:: Request ::
Write out each line exactly as it stands, please.

:: Data for this exercise ::
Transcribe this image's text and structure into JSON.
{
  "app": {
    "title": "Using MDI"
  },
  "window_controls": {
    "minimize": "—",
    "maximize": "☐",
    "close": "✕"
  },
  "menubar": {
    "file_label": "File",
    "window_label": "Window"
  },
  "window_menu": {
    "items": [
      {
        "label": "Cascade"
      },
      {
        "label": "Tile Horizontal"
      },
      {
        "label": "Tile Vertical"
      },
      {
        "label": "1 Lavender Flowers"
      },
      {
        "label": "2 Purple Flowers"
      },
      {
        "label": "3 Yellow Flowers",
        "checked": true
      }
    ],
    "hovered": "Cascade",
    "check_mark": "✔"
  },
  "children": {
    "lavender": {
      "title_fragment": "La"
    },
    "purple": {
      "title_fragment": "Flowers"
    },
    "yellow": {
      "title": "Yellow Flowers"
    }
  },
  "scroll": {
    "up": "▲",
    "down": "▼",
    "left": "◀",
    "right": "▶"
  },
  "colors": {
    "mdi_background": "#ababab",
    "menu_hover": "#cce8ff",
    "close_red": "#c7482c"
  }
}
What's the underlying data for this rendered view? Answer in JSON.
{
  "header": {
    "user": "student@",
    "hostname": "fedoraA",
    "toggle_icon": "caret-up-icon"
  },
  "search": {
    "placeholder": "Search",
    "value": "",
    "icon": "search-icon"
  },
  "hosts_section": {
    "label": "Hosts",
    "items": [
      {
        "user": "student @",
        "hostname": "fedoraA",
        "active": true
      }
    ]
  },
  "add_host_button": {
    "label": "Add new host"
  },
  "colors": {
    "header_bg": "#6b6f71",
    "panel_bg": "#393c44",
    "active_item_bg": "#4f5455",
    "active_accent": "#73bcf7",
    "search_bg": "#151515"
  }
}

:: Output for this task ::
Transcribe this image's text and structure into JSON.
{
  "app": {
    "title": "Using MDI"
  },
  "window_controls": {
    "minimize": "—",
    "maximize": "☐",
    "close": "✕"
  },
  "menubar": {
    "file_label": "File",
    "window_label": "Window"
  },
  "window_menu": {
    "items": [
      {
        "label": "Cascade"
      },
      {
        "label": "Tile Horizontal"
      },
      {
        "label": "Tile Vertical"
      },
      {
        "label": "1 Lavender Flowers"
      },
      {
        "label": "2 Purple Flowers"
      },
      {
        "label": "3 Yellow Flowers",
        "checked": true
      }
    ],
    "hovered": "Cascade",
    "check_mark": "✔"
  },
  "children": {
    "lavender": {
      "title_fragment": "La"
    },
    "purple": {
      "title_fragment": "Flowers"
    },
    "yellow": {
      "title": "Yellow Flowers"
    }
  },
  "scroll": {
    "up": "▲",
    "down": "▼",
    "left": "◀",
    "right": "▶"
  },
  "colors": {
    "mdi_background": "#ababab",
    "menu_hover": "#cce8ff",
    "close_red": "#c7482c"
  }
}
What's the underlying data for this rendered view? Answer in JSON.
{
  "header": {
    "user": "student@",
    "hostname": "fedoraA",
    "toggle_icon": "caret-up-icon"
  },
  "search": {
    "placeholder": "Search",
    "value": "",
    "icon": "search-icon"
  },
  "hosts_section": {
    "label": "Hosts",
    "items": [
      {
        "user": "student @",
        "hostname": "fedoraA",
        "active": true
      }
    ]
  },
  "add_host_button": {
    "label": "Add new host"
  },
  "colors": {
    "header_bg": "#6b6f71",
    "panel_bg": "#393c44",
    "active_item_bg": "#4f5455",
    "active_accent": "#73bcf7",
    "search_bg": "#151515"
  }
}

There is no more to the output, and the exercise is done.